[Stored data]
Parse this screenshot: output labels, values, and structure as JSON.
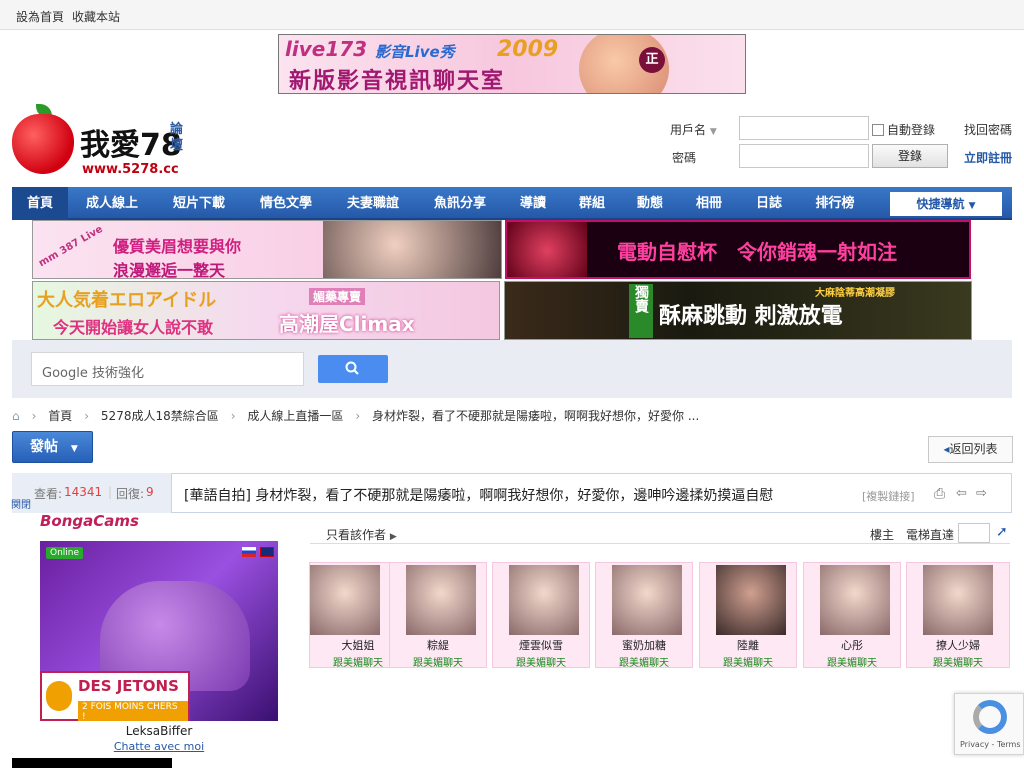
{
  "topbar": {
    "set_home": "設為首頁",
    "bookmark": "收藏本站"
  },
  "banner": {
    "brand": "live173",
    "media": "影音Live秀",
    "year": "2009",
    "headline": "新版影音視訊聊天室",
    "badge": "正"
  },
  "logo": {
    "name": "我愛78",
    "sub": "論壇",
    "url": "www.5278.cc"
  },
  "login": {
    "username_label": "用戶名",
    "username_value": "",
    "password_label": "密碼",
    "password_value": "",
    "auto_login": "自動登錄",
    "forgot": "找回密碼",
    "login_btn": "登錄",
    "register": "立即註冊"
  },
  "nav": {
    "items": [
      "首頁",
      "成人線上",
      "短片下載",
      "情色文學",
      "夫妻職誼",
      "魚訊分享",
      "導讀",
      "群組",
      "動態",
      "相冊",
      "日誌",
      "排行榜"
    ],
    "quick": "快捷導航"
  },
  "ads": {
    "ad1": {
      "line1": "優質美眉想要與你",
      "line2": "浪漫邂逅一整天",
      "tag": "mm 387 Live"
    },
    "ad2": {
      "text": "電動自慰杯　令你銷魂一射如注"
    },
    "ad3": {
      "line1": "大人気着エロアイドル",
      "line2": "今天開始讓女人說不敢",
      "line3": "媚藥專賣",
      "line4": "高潮屋Climax"
    },
    "ad4": {
      "tag": "獨賣",
      "text": "酥麻跳動 刺激放電",
      "sub": "大麻陰蒂高潮凝膠"
    }
  },
  "search": {
    "placeholder": "Google 技術強化"
  },
  "breadcrumb": [
    "首頁",
    "5278成人18禁綜合區",
    "成人線上直播一區",
    "身材炸裂，看了不硬那就是陽痿啦，啊啊我好想你，好愛你 ..."
  ],
  "toolbar": {
    "post": "發帖",
    "back": "返回列表"
  },
  "thread": {
    "views_label": "查看:",
    "views": "14341",
    "replies_label": "回復:",
    "replies": "9",
    "title": "[華語自拍] 身材炸裂，看了不硬那就是陽痿啦，啊啊我好想你，好愛你，邊呻吟邊揉奶摸逼自慰",
    "copy_link": "[複製鏈接]"
  },
  "sidebar_ad": {
    "close": "関閉",
    "brand": "BongaCams",
    "online": "Online",
    "promo1": "DES JETONS",
    "promo2": "2 FOIS MOINS CHERS !",
    "name": "LeksaBiffer",
    "link": "Chatte avec moi"
  },
  "post": {
    "only_author": "只看該作者",
    "floor_owner": "樓主",
    "elevator": "電梯直達"
  },
  "models": [
    {
      "name": "大姐姐",
      "cta": "跟美媚聊天"
    },
    {
      "name": "粽緹",
      "cta": "跟美媚聊天"
    },
    {
      "name": "煙雲似雪",
      "cta": "跟美媚聊天"
    },
    {
      "name": "蜜奶加糖",
      "cta": "跟美媚聊天"
    },
    {
      "name": "陸離",
      "cta": "跟美媚聊天"
    },
    {
      "name": "心彤",
      "cta": "跟美媚聊天"
    },
    {
      "name": "撩人少婦",
      "cta": "跟美媚聊天"
    }
  ],
  "recaptcha": {
    "privacy": "Privacy",
    "sep": " - ",
    "terms": "Terms"
  },
  "colors": {
    "nav": "#2559a8",
    "accent": "#c02050",
    "green": "#1a8a1a"
  }
}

» **Exercise prompt**
Lines that include the word "啊啊我好想你" are to be extracted from the data above.

» **Solved problem**
    "身材炸裂，看了不硬那就是陽痿啦，啊啊我好想你，好愛你 ..."
    "title": "[華語自拍] 身材炸裂，看了不硬那就是陽痿啦，啊啊我好想你，好愛你，邊呻吟邊揉奶摸逼自慰",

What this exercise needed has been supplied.